Listing
(begin)

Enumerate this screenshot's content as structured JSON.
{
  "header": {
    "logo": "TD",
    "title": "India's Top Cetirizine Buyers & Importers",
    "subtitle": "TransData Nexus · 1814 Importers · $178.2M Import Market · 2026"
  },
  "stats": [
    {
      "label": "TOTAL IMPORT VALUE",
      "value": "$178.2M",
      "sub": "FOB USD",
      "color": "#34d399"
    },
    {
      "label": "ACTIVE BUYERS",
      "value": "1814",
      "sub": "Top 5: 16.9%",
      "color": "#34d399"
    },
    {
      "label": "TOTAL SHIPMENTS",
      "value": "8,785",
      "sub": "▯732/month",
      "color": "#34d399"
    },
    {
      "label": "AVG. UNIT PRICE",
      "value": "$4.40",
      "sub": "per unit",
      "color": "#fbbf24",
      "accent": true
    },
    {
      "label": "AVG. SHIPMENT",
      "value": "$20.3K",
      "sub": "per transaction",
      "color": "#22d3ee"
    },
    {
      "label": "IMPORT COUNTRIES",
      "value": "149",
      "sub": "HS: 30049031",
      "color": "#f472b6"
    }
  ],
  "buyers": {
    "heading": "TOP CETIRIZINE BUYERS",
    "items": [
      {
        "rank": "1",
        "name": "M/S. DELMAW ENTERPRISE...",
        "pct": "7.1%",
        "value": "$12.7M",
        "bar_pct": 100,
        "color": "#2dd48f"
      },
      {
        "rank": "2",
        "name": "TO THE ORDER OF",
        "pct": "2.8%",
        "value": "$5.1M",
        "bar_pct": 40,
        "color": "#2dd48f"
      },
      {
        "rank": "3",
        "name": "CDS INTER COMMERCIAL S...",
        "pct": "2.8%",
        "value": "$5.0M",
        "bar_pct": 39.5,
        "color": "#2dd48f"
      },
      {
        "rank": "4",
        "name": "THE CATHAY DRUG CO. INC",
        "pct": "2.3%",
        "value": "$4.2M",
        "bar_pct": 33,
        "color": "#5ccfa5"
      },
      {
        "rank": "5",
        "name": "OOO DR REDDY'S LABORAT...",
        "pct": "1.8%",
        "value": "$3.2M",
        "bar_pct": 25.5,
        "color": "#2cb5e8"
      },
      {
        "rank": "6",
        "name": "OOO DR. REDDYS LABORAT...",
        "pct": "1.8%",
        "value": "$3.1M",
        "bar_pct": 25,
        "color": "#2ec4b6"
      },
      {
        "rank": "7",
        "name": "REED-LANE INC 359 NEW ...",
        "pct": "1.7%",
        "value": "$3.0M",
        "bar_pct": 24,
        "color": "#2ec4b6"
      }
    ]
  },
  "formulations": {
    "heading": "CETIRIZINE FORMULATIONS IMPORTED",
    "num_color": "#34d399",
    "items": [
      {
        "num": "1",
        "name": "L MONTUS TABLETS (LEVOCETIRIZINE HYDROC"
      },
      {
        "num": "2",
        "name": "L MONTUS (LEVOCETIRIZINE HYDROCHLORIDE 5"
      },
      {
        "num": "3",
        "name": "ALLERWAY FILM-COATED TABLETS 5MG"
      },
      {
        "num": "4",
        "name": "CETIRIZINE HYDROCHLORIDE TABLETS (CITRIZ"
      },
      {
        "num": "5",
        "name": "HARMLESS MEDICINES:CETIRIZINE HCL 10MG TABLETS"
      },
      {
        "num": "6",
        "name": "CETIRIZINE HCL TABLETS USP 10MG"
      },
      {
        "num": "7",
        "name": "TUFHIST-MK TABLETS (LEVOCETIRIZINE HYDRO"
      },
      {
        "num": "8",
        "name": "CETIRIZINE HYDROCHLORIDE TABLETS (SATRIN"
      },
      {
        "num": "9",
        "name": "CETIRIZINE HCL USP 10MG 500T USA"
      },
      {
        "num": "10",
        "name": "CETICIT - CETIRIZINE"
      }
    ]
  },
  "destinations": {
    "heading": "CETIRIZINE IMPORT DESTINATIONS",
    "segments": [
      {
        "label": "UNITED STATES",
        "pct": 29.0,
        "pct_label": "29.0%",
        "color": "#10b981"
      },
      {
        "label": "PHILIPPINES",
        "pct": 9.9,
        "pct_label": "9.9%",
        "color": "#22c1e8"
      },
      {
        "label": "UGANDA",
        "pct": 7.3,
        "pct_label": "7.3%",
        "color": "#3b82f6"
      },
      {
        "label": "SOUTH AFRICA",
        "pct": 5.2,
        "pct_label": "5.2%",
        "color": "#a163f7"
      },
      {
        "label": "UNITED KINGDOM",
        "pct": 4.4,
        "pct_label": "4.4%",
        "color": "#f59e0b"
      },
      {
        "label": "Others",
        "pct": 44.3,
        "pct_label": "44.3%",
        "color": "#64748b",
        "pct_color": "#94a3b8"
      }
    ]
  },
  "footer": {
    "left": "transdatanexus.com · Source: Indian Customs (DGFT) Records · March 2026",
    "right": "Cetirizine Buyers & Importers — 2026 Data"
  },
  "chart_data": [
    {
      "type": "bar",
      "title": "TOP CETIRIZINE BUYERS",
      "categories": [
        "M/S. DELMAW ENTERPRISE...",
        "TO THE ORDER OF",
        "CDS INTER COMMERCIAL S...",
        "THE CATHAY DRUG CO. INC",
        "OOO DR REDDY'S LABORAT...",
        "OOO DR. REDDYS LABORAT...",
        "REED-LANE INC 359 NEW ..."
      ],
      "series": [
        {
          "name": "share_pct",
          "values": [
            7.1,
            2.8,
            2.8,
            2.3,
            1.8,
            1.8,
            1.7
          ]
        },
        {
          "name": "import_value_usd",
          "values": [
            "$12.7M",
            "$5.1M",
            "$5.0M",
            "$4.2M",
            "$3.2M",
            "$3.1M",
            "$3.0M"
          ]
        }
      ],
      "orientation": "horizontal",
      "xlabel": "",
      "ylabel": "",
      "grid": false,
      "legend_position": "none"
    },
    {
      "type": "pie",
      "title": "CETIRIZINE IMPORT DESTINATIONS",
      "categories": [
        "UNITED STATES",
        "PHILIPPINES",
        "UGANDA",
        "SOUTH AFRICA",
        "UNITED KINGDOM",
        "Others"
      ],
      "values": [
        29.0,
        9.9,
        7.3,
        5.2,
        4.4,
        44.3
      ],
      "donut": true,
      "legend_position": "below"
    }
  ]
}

(end)

Problem to solve
Please restate the data word for word, every record included.

Completed exercise
Enumerate this screenshot's content as structured JSON.
{
  "header": {
    "logo": "TD",
    "title": "India's Top Cetirizine Buyers & Importers",
    "subtitle": "TransData Nexus · 1814 Importers · $178.2M Import Market · 2026"
  },
  "stats": [
    {
      "label": "TOTAL IMPORT VALUE",
      "value": "$178.2M",
      "sub": "FOB USD",
      "color": "#34d399"
    },
    {
      "label": "ACTIVE BUYERS",
      "value": "1814",
      "sub": "Top 5: 16.9%",
      "color": "#34d399"
    },
    {
      "label": "TOTAL SHIPMENTS",
      "value": "8,785",
      "sub": "▯732/month",
      "color": "#34d399"
    },
    {
      "label": "AVG. UNIT PRICE",
      "value": "$4.40",
      "sub": "per unit",
      "color": "#fbbf24",
      "accent": true
    },
    {
      "label": "AVG. SHIPMENT",
      "value": "$20.3K",
      "sub": "per transaction",
      "color": "#22d3ee"
    },
    {
      "label": "IMPORT COUNTRIES",
      "value": "149",
      "sub": "HS: 30049031",
      "color": "#f472b6"
    }
  ],
  "buyers": {
    "heading": "TOP CETIRIZINE BUYERS",
    "items": [
      {
        "rank": "1",
        "name": "M/S. DELMAW ENTERPRISE...",
        "pct": "7.1%",
        "value": "$12.7M",
        "bar_pct": 100,
        "color": "#2dd48f"
      },
      {
        "rank": "2",
        "name": "TO THE ORDER OF",
        "pct": "2.8%",
        "value": "$5.1M",
        "bar_pct": 40,
        "color": "#2dd48f"
      },
      {
        "rank": "3",
        "name": "CDS INTER COMMERCIAL S...",
        "pct": "2.8%",
        "value": "$5.0M",
        "bar_pct": 39.5,
        "color": "#2dd48f"
      },
      {
        "rank": "4",
        "name": "THE CATHAY DRUG CO. INC",
        "pct": "2.3%",
        "value": "$4.2M",
        "bar_pct": 33,
        "color": "#5ccfa5"
      },
      {
        "rank": "5",
        "name": "OOO DR REDDY'S LABORAT...",
        "pct": "1.8%",
        "value": "$3.2M",
        "bar_pct": 25.5,
        "color": "#2cb5e8"
      },
      {
        "rank": "6",
        "name": "OOO DR. REDDYS LABORAT...",
        "pct": "1.8%",
        "value": "$3.1M",
        "bar_pct": 25,
        "color": "#2ec4b6"
      },
      {
        "rank": "7",
        "name": "REED-LANE INC 359 NEW ...",
        "pct": "1.7%",
        "value": "$3.0M",
        "bar_pct": 24,
        "color": "#2ec4b6"
      }
    ]
  },
  "formulations": {
    "heading": "CETIRIZINE FORMULATIONS IMPORTED",
    "num_color": "#34d399",
    "items": [
      {
        "num": "1",
        "name": "L MONTUS TABLETS (LEVOCETIRIZINE HYDROC"
      },
      {
        "num": "2",
        "name": "L MONTUS (LEVOCETIRIZINE HYDROCHLORIDE 5"
      },
      {
        "num": "3",
        "name": "ALLERWAY FILM-COATED TABLETS 5MG"
      },
      {
        "num": "4",
        "name": "CETIRIZINE HYDROCHLORIDE TABLETS (CITRIZ"
      },
      {
        "num": "5",
        "name": "HARMLESS MEDICINES:CETIRIZINE HCL 10MG TABLETS"
      },
      {
        "num": "6",
        "name": "CETIRIZINE HCL TABLETS USP 10MG"
      },
      {
        "num": "7",
        "name": "TUFHIST-MK TABLETS (LEVOCETIRIZINE HYDRO"
      },
      {
        "num": "8",
        "name": "CETIRIZINE HYDROCHLORIDE TABLETS (SATRIN"
      },
      {
        "num": "9",
        "name": "CETIRIZINE HCL USP 10MG 500T USA"
      },
      {
        "num": "10",
        "name": "CETICIT - CETIRIZINE"
      }
    ]
  },
  "destinations": {
    "heading": "CETIRIZINE IMPORT DESTINATIONS",
    "segments": [
      {
        "label": "UNITED STATES",
        "pct": 29.0,
        "pct_label": "29.0%",
        "color": "#10b981"
      },
      {
        "label": "PHILIPPINES",
        "pct": 9.9,
        "pct_label": "9.9%",
        "color": "#22c1e8"
      },
      {
        "label": "UGANDA",
        "pct": 7.3,
        "pct_label": "7.3%",
        "color": "#3b82f6"
      },
      {
        "label": "SOUTH AFRICA",
        "pct": 5.2,
        "pct_label": "5.2%",
        "color": "#a163f7"
      },
      {
        "label": "UNITED KINGDOM",
        "pct": 4.4,
        "pct_label": "4.4%",
        "color": "#f59e0b"
      },
      {
        "label": "Others",
        "pct": 44.3,
        "pct_label": "44.3%",
        "color": "#64748b",
        "pct_color": "#94a3b8"
      }
    ]
  },
  "footer": {
    "left": "transdatanexus.com · Source: Indian Customs (DGFT) Records · March 2026",
    "right": "Cetirizine Buyers & Importers — 2026 Data"
  },
  "chart_data": [
    {
      "type": "bar",
      "title": "TOP CETIRIZINE BUYERS",
      "categories": [
        "M/S. DELMAW ENTERPRISE...",
        "TO THE ORDER OF",
        "CDS INTER COMMERCIAL S...",
        "THE CATHAY DRUG CO. INC",
        "OOO DR REDDY'S LABORAT...",
        "OOO DR. REDDYS LABORAT...",
        "REED-LANE INC 359 NEW ..."
      ],
      "series": [
        {
          "name": "share_pct",
          "values": [
            7.1,
            2.8,
            2.8,
            2.3,
            1.8,
            1.8,
            1.7
          ]
        },
        {
          "name": "import_value_usd",
          "values": [
            "$12.7M",
            "$5.1M",
            "$5.0M",
            "$4.2M",
            "$3.2M",
            "$3.1M",
            "$3.0M"
          ]
        }
      ],
      "orientation": "horizontal",
      "xlabel": "",
      "ylabel": "",
      "grid": false,
      "legend_position": "none"
    },
    {
      "type": "pie",
      "title": "CETIRIZINE IMPORT DESTINATIONS",
      "categories": [
        "UNITED STATES",
        "PHILIPPINES",
        "UGANDA",
        "SOUTH AFRICA",
        "UNITED KINGDOM",
        "Others"
      ],
      "values": [
        29.0,
        9.9,
        7.3,
        5.2,
        4.4,
        44.3
      ],
      "donut": true,
      "legend_position": "below"
    }
  ]
}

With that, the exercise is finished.